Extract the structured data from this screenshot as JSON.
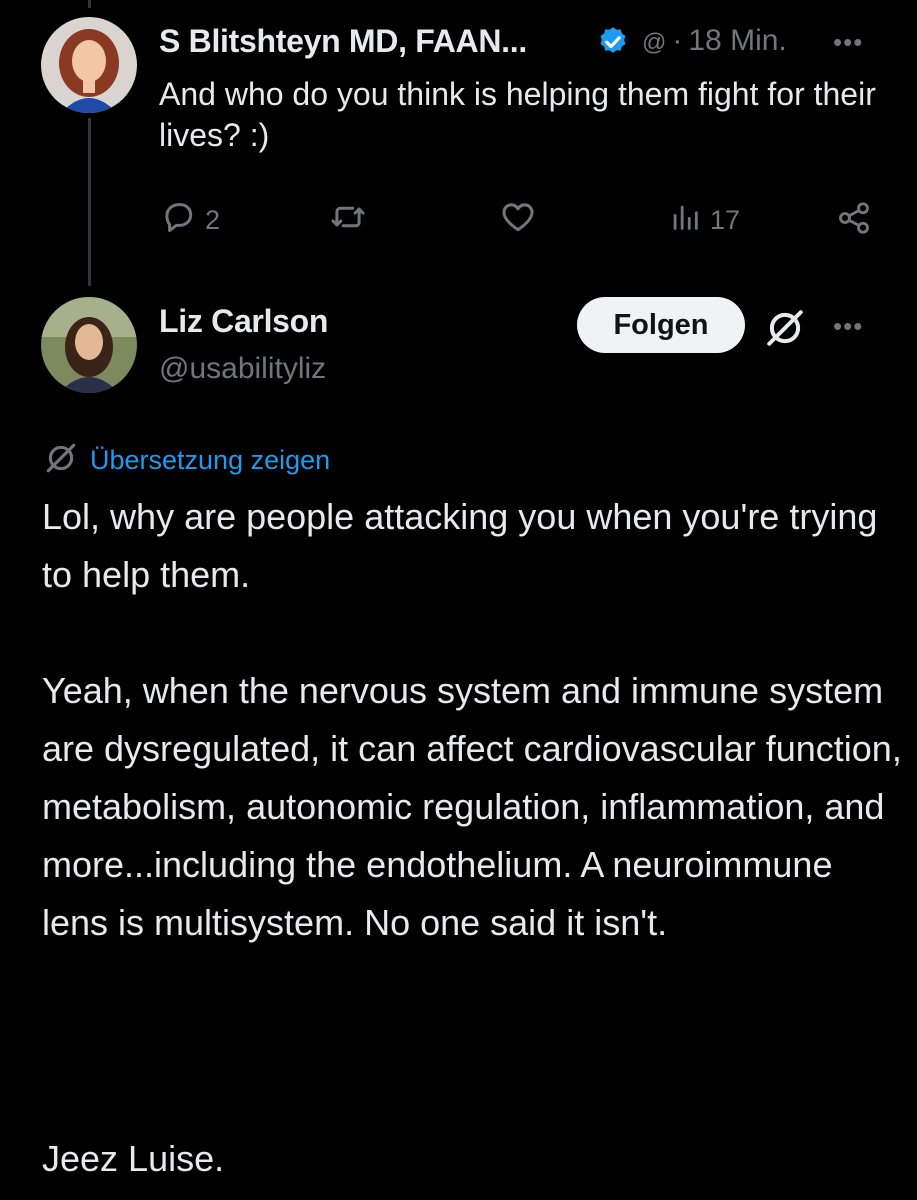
{
  "tweet1": {
    "author_name": "S Blitshteyn MD, FAAN...",
    "handle_fragment": "@",
    "separator": "·",
    "time": "18 Min.",
    "more": "•••",
    "text": "And who do you think is helping them fight for their lives? :)",
    "actions": {
      "replies": "2",
      "views": "17"
    },
    "verified_color": "#1d9bf0"
  },
  "tweet2": {
    "author_name": "Liz Carlson",
    "handle": "@usabilityliz",
    "follow_label": "Folgen",
    "more": "•••",
    "translate_label": "Übersetzung zeigen",
    "paragraphs": [
      "Lol, why are people attacking you when you're trying to help them.",
      "Yeah, when the nervous system and immune system are dysregulated, it can affect cardiovascular function, metabolism, autonomic regulation, inflammation, and more...including the endothelium. A neuroimmune lens is multisystem. No one said it isn't.",
      "Jeez Luise."
    ]
  },
  "colors": {
    "background": "#000000",
    "text": "#e7e9ea",
    "muted": "#71767b",
    "link": "#1d9bf0",
    "button_bg": "#eff3f4"
  }
}
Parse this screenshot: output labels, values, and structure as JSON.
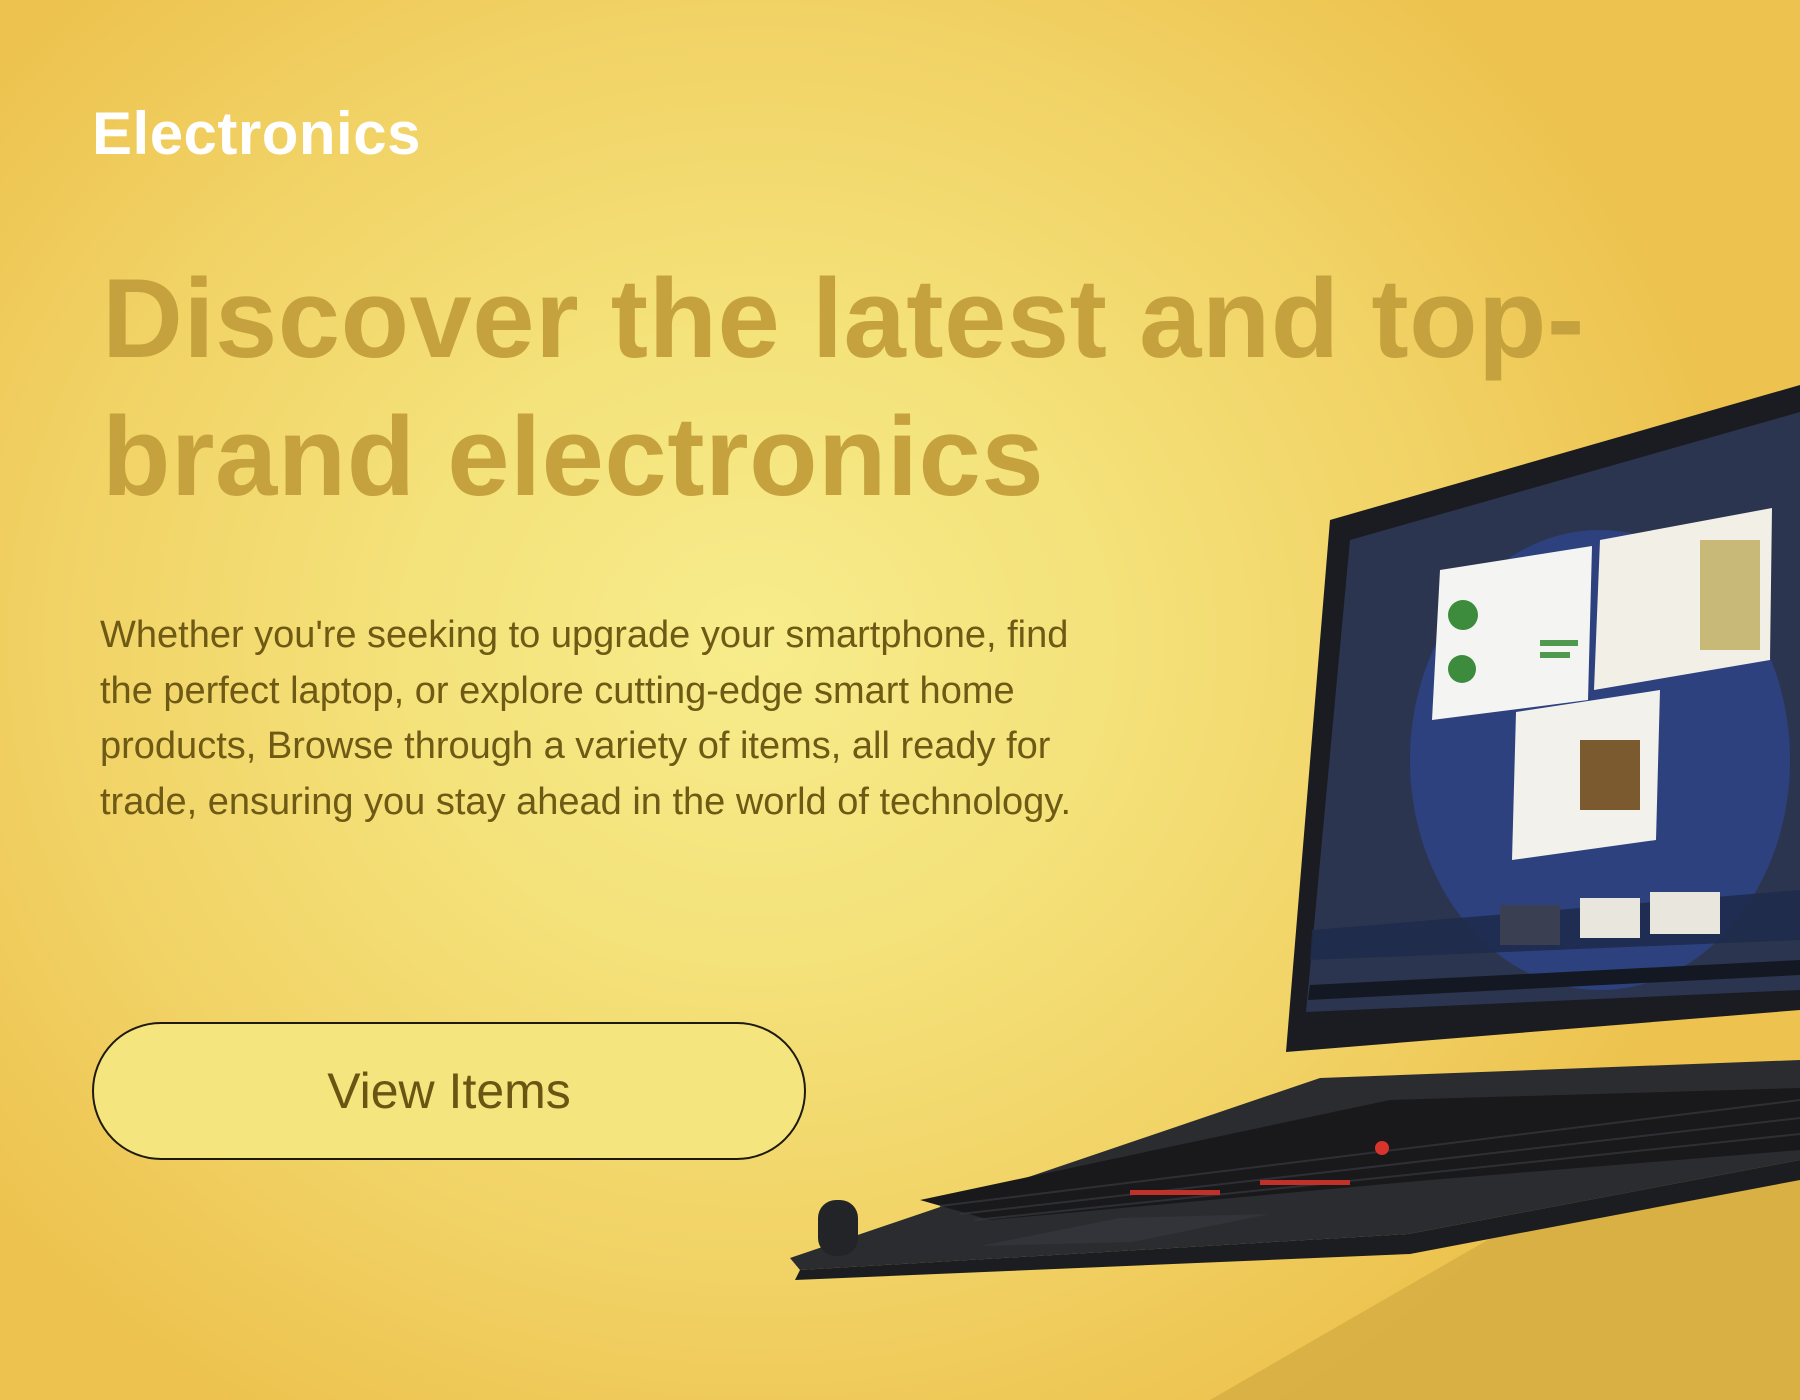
{
  "banner": {
    "category": "Electronics",
    "headline": "Discover the latest and top-brand electronics",
    "description": "Whether you're seeking to upgrade your smartphone, find the perfect laptop, or explore cutting-edge smart home products, Browse through a variety of items, all ready for trade, ensuring you stay ahead in the world of technology.",
    "cta_label": "View Items"
  },
  "colors": {
    "background": "#f4e27a",
    "headline": "#c6a23e",
    "body_text": "#6e5a14",
    "button_fill": "#f5e57f"
  },
  "images": {
    "product": "laptop-tablet-with-detachable-keyboard"
  }
}
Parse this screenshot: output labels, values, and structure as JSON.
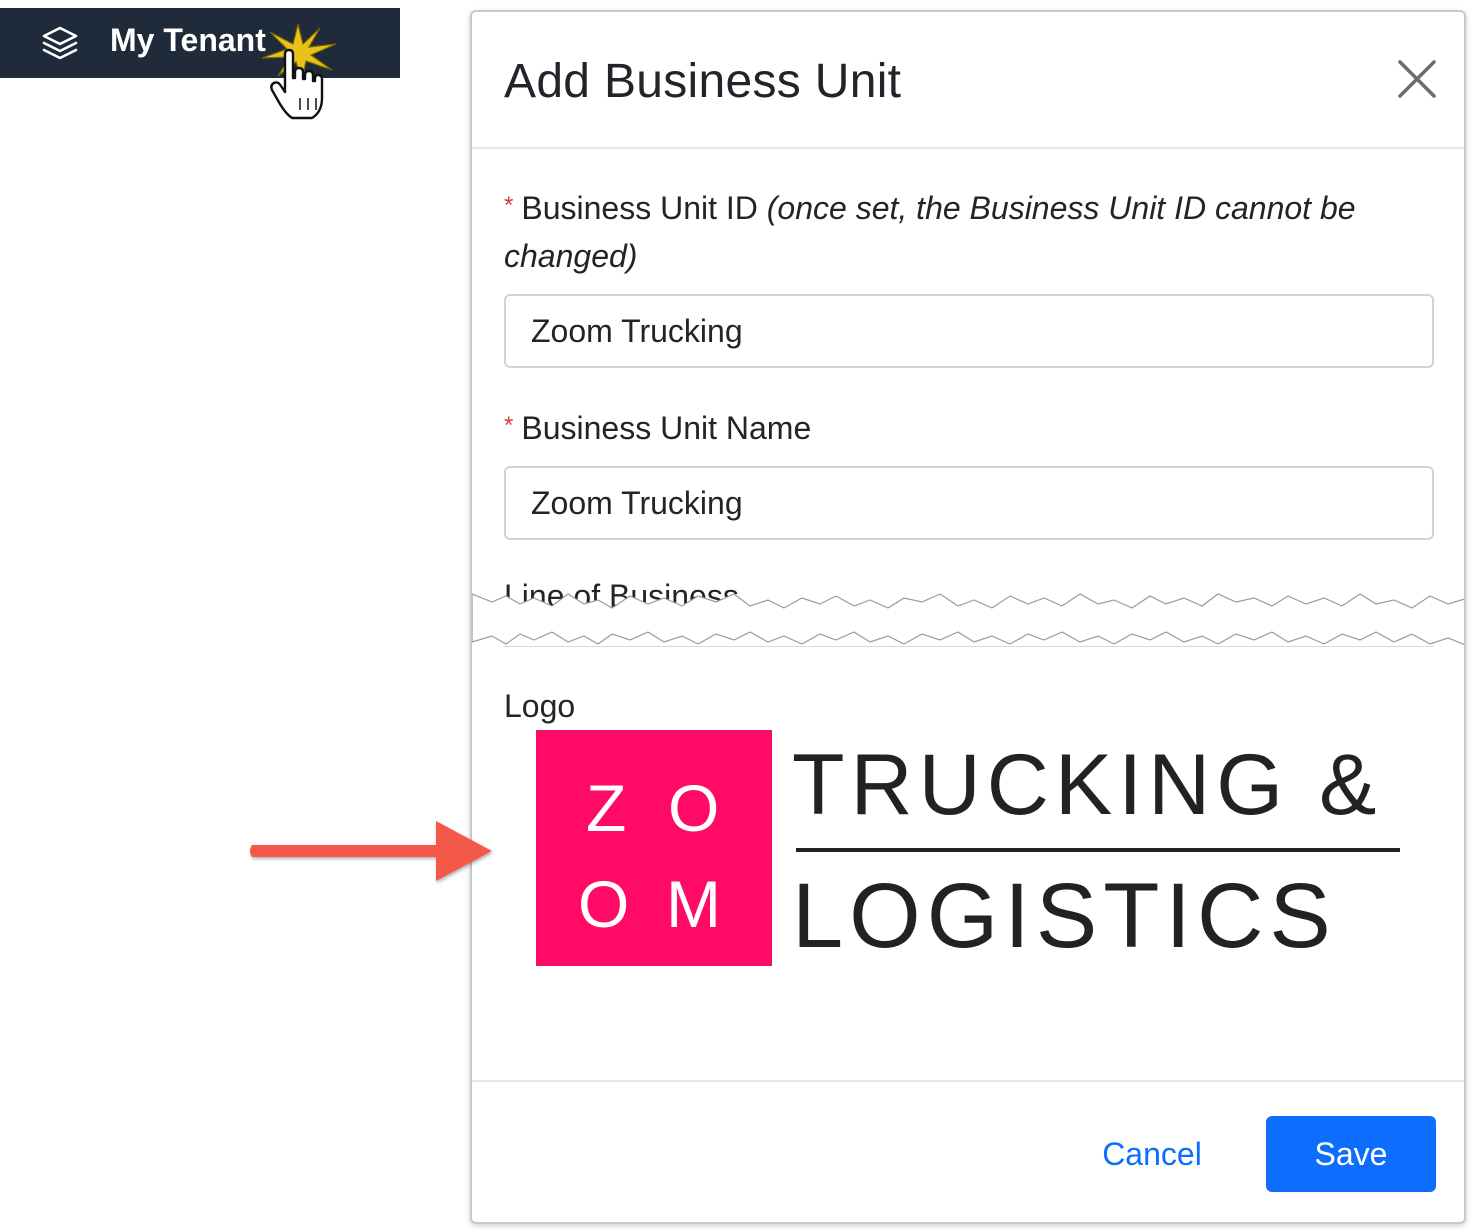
{
  "nav": {
    "tenant_label": "My Tenant",
    "icon": "layers-icon"
  },
  "modal": {
    "title": "Add Business Unit",
    "close_icon": "close-icon",
    "fields": {
      "business_unit_id": {
        "required_mark": "*",
        "label": "Business Unit ID",
        "hint": "(once set, the Business Unit ID cannot be changed)",
        "value": "Zoom Trucking"
      },
      "business_unit_name": {
        "required_mark": "*",
        "label": "Business Unit Name",
        "value": "Zoom Trucking"
      },
      "line_of_business": {
        "label": "Line of Business"
      },
      "logo": {
        "label": "Logo",
        "image": {
          "letters": [
            "Z",
            "O",
            "O",
            "M"
          ],
          "line1": "TRUCKING &",
          "line2": "LOGISTICS"
        }
      }
    },
    "footer": {
      "cancel_label": "Cancel",
      "save_label": "Save"
    }
  },
  "colors": {
    "nav_bg": "#1f2a3a",
    "logo_pink": "#ff0a66",
    "primary": "#0d6efd",
    "required": "#dc3545",
    "annotation_arrow": "#f4584a"
  }
}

» GIVEN TASK:
Return all of the data exactly as written, and drop the pictures.

» FINISHED EXERCISE:
Extract the structured data from this screenshot as JSON.
{
  "tweet1": {
    "author_name": "S Blitshteyn MD, FAAN...",
    "handle_fragment": "@",
    "separator": "·",
    "time": "18 Min.",
    "more": "•••",
    "text": "And who do you think is helping them fight for their lives? :)",
    "actions": {
      "replies": "2",
      "views": "17"
    },
    "verified_color": "#1d9bf0"
  },
  "tweet2": {
    "author_name": "Liz Carlson",
    "handle": "@usabilityliz",
    "follow_label": "Folgen",
    "more": "•••",
    "translate_label": "Übersetzung zeigen",
    "paragraphs": [
      "Lol, why are people attacking you when you're trying to help them.",
      "Yeah, when the nervous system and immune system are dysregulated, it can affect cardiovascular function, metabolism, autonomic regulation, inflammation, and more...including the endothelium. A neuroimmune lens is multisystem. No one said it isn't.",
      "Jeez Luise."
    ]
  },
  "colors": {
    "background": "#000000",
    "text": "#e7e9ea",
    "muted": "#71767b",
    "link": "#1d9bf0",
    "button_bg": "#eff3f4"
  }
}
Parse this screenshot: output labels, values, and structure as JSON.
{
  "banner": {
    "category": "Electronics",
    "headline": "Discover the latest and top-brand electronics",
    "description": "Whether you're seeking to upgrade your smartphone, find the perfect laptop, or explore cutting-edge smart home products, Browse through a variety of items, all ready for trade, ensuring you stay ahead in the world of technology.",
    "cta_label": "View Items"
  },
  "colors": {
    "background": "#f4e27a",
    "headline": "#c6a23e",
    "body_text": "#6e5a14",
    "button_fill": "#f5e57f"
  },
  "images": {
    "product": "laptop-tablet-with-detachable-keyboard"
  }
}
Parse this screenshot: output labels, values, and structure as JSON.
{
  "nav": {
    "tenant_label": "My Tenant",
    "icon": "layers-icon"
  },
  "modal": {
    "title": "Add Business Unit",
    "close_icon": "close-icon",
    "fields": {
      "business_unit_id": {
        "required_mark": "*",
        "label": "Business Unit ID",
        "hint": "(once set, the Business Unit ID cannot be changed)",
        "value": "Zoom Trucking"
      },
      "business_unit_name": {
        "required_mark": "*",
        "label": "Business Unit Name",
        "value": "Zoom Trucking"
      },
      "line_of_business": {
        "label": "Line of Business"
      },
      "logo": {
        "label": "Logo",
        "image": {
          "letters": [
            "Z",
            "O",
            "O",
            "M"
          ],
          "line1": "TRUCKING &",
          "line2": "LOGISTICS"
        }
      }
    },
    "footer": {
      "cancel_label": "Cancel",
      "save_label": "Save"
    }
  },
  "colors": {
    "nav_bg": "#1f2a3a",
    "logo_pink": "#ff0a66",
    "primary": "#0d6efd",
    "required": "#dc3545",
    "annotation_arrow": "#f4584a"
  }
}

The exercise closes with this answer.